Là aussi on constate une évolution significative, particulièrement en matière d'intensité de la réponse : les trois quarts des Français estiment que si un troisième attentat de l'ampleur des deux précédents devait survenir, il faudrait que la société française remette en question un certain nombre de ses valeurs et de ses principes. C'est de là que vient cette volonté de plus de sévérité des peines, notamment, puisque 75% des Français partagent ce pronostic. Il est frappant de regarder l'évolution des réponses "tout à fait" convaincus de cette nécessité. Entre les deux derniers attentats, ils ont grimpés de 26% de la population à 40%, en quelques mois seulement. La précédente mesure avait en effet été faite au lendemain des attentats de Bruxelles. C'était déjà un contexte particulièrement tendu et ces résultats témoignent bien de la logique d'accumulation et d'accélération qui débouche sur une demande, laquelle ne se cristallise pas encore sur des mesures emblématiques, bien présente. Latente. Cela sous-entend effectivement une adaptation sensible et drastique de notre cadre de réflexion en matière juridique. Fondamentalement, si l'on devait se laisser aller à des formules on pourrait dire que plus le temps passe et plus les attaques se multiplient, plus les Français sont nombreux à penser que nous sommes en guerre. Or, nos adversaires ne respectant aucune règle, nous pourrions être contraints d'en abandonner à notre tour, si toutefois nous voulons pouvoir répondre efficacement aux attaques.

(Données extraites):
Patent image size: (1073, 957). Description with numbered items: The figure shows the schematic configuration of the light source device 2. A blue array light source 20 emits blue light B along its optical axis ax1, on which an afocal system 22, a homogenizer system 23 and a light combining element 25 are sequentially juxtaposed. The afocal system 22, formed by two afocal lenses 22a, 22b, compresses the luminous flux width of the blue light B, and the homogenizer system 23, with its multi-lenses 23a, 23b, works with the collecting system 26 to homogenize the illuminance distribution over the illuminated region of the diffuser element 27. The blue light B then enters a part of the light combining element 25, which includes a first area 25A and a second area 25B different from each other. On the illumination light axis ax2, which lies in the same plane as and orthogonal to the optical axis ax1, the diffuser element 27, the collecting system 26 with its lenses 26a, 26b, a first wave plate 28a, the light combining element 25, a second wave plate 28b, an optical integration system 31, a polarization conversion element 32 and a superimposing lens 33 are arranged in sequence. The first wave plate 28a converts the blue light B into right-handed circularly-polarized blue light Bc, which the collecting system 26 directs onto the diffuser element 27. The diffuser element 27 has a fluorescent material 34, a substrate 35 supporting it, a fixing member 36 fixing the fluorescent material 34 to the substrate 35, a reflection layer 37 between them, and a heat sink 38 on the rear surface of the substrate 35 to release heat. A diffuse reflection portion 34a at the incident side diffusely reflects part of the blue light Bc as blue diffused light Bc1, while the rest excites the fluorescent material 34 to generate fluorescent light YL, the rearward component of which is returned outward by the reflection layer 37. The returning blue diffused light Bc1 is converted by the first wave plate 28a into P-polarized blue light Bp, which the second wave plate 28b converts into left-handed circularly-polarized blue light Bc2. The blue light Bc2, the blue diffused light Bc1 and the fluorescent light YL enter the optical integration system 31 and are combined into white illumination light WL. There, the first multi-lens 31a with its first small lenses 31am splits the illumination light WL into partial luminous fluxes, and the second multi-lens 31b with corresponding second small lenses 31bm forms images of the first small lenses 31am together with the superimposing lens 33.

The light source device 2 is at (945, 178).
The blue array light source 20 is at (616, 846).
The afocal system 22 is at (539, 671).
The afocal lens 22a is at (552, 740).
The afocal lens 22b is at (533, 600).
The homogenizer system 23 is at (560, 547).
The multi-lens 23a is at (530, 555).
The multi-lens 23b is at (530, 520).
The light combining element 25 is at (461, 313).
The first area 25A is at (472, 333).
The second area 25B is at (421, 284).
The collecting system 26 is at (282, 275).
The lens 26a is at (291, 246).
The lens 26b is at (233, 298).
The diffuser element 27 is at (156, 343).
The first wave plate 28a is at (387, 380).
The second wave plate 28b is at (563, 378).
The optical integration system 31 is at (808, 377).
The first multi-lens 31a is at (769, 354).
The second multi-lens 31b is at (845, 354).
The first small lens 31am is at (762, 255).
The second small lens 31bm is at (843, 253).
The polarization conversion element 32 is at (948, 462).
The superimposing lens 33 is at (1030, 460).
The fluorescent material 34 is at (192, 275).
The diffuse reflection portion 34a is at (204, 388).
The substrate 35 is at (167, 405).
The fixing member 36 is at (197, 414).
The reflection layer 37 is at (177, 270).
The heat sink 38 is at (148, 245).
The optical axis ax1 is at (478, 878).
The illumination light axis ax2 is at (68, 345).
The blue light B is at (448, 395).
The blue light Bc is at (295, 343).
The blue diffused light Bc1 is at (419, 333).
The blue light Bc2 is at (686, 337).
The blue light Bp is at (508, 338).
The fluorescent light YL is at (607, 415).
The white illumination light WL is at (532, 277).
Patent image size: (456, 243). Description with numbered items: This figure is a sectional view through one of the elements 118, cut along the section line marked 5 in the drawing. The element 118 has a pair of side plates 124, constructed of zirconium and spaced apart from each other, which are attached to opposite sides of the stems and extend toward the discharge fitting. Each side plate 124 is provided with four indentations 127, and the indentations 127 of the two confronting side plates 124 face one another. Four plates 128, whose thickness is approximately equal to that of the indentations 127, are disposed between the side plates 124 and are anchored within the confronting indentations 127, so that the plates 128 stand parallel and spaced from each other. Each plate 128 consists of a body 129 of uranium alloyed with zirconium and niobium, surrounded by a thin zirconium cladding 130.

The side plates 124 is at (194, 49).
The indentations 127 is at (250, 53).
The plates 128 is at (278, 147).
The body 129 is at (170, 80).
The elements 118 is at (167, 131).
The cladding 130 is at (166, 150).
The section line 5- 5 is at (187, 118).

(Consigne):
Donnez la suite de l'extrait sur l'opinion des Français face aux attentats, à partir de sa dernière phrase. Ces enregistrements proviennent d'une autre source que l'extrait.

(Réponse):
Ce qui ne signifie pas qu'on puisse dire des Français qu'ils ne font plus preuve de résilience. Nous en avons encore eu la démonstration à Magnanville : le pays ne s'est pas laissé aller aux manifestations sauvages, aux représailles, ou à un effondrement de notre société. Quand bien même les Français ont été très touchés, ils ne se sont pas laissés aller à l'horreur et l'apitoiement généralisé ou à une vengeance aveugle. On peut donc légitimement penser que notre société est suffisamment solide et mature de ce point de vue, qu'elle présente de la résilience. Ce n'est pas incompatible, pour autant, avec le fait d'être en attente et en demande de moyens juridiques nouveaux pour parvenir à faire face à la situation. C'est une chose que d'accepter de faire le dos rond, de serrer les rangs et de ne pas se laisser abattre, que de dire qu'il n'y a que ça à faire et pas de solution à attendre. On peut donc légitimement s'interroger sur la réaction du gouvernement, quand ses membres jugent qu'il n'y aura "ni peine de mort, ni Guantanamo" : les seules réponses apportées pour le moment sont la compassion, le langage de vérité et de transparence sur l'action de la police et de l'armée, et la possibilité pour ces derniers de conserver leur arme en tout temps et en tout lieu. Face aux chiffres que nous avons à opposer, cela reste un peu court : il y a clairement une attente de plus.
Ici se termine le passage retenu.